**PROVIDED MATERIAL**
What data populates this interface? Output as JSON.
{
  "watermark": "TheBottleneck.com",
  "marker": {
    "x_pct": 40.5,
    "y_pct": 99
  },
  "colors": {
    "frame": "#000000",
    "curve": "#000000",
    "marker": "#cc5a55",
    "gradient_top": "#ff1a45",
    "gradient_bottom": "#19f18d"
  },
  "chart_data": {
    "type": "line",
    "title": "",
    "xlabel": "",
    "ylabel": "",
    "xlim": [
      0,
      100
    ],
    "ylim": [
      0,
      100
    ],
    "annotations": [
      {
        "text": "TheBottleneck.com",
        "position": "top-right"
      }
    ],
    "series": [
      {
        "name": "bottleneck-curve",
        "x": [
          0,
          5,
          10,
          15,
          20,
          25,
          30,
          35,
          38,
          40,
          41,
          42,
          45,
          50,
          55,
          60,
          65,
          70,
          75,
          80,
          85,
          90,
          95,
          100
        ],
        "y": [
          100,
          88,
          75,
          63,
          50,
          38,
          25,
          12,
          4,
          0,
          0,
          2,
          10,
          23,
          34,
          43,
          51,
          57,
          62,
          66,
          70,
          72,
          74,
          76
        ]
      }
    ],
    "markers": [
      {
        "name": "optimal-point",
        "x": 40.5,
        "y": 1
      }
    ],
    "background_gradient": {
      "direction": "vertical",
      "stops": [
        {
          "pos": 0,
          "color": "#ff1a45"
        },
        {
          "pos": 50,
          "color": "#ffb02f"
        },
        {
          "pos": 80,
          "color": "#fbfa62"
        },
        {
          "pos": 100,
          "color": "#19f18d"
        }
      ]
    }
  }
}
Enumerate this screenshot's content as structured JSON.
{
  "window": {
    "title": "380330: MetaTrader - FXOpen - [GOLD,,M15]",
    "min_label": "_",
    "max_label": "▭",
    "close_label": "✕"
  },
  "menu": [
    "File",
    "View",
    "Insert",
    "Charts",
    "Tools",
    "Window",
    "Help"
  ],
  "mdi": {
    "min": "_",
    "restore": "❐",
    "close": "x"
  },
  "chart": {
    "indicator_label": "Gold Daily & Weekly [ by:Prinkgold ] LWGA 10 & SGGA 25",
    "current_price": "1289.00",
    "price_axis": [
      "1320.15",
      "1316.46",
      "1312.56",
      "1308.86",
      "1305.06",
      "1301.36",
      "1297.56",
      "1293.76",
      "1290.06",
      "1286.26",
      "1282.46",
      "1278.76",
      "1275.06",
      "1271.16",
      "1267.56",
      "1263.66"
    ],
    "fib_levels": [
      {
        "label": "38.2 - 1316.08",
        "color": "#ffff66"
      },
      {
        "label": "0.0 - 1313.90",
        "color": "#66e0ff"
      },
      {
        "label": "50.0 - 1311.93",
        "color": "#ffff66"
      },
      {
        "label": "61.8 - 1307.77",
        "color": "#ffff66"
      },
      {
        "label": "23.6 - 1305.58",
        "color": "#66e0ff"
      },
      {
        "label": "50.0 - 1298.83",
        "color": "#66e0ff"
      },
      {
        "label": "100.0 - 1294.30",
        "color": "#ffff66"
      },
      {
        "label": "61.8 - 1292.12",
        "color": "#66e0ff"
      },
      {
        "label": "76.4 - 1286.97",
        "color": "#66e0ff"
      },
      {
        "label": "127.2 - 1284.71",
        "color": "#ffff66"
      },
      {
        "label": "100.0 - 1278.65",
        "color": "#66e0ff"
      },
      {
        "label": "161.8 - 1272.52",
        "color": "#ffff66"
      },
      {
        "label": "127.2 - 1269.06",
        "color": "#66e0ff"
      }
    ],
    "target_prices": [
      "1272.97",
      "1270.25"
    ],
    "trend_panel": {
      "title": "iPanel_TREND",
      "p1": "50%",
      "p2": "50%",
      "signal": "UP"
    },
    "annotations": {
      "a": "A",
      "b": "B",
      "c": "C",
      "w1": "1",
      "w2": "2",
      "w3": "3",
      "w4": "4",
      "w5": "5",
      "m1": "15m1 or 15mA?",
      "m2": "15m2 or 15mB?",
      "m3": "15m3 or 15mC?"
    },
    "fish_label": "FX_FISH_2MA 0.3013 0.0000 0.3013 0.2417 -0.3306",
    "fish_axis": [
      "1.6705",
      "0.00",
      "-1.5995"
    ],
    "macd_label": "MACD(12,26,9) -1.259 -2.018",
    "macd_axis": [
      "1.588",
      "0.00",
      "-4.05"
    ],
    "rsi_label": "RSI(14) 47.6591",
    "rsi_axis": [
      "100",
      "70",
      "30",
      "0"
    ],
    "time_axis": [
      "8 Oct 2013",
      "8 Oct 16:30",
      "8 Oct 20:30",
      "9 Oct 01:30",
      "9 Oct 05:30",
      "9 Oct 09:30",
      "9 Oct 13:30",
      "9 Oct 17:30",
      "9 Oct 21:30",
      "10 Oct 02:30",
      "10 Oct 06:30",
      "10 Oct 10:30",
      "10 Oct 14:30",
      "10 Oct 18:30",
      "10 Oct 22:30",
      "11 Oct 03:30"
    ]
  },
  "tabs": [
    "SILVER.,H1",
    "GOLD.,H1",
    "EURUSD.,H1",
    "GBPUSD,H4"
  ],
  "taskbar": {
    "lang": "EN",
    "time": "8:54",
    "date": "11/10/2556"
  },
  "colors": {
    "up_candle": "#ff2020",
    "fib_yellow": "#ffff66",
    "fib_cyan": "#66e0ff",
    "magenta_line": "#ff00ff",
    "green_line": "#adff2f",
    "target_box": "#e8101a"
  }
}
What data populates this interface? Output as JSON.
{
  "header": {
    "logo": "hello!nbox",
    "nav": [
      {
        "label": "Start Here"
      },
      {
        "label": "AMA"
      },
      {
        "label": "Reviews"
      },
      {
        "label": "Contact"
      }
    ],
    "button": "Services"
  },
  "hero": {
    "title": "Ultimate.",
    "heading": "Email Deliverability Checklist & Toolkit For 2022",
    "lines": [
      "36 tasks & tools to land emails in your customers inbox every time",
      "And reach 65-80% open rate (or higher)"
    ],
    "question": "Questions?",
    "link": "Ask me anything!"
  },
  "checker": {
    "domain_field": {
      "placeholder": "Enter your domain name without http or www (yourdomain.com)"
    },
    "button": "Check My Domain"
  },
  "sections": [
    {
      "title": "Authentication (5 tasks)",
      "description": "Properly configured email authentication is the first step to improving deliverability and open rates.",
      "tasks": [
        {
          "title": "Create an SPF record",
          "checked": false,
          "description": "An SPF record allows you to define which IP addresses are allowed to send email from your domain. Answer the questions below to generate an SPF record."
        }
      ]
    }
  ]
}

**EXERCISE AIM**
Working from the entries above, return all lines that contain "button".

**SOLVED PROBLEM**
    "button": "Services"
    "button": "Check My Domain"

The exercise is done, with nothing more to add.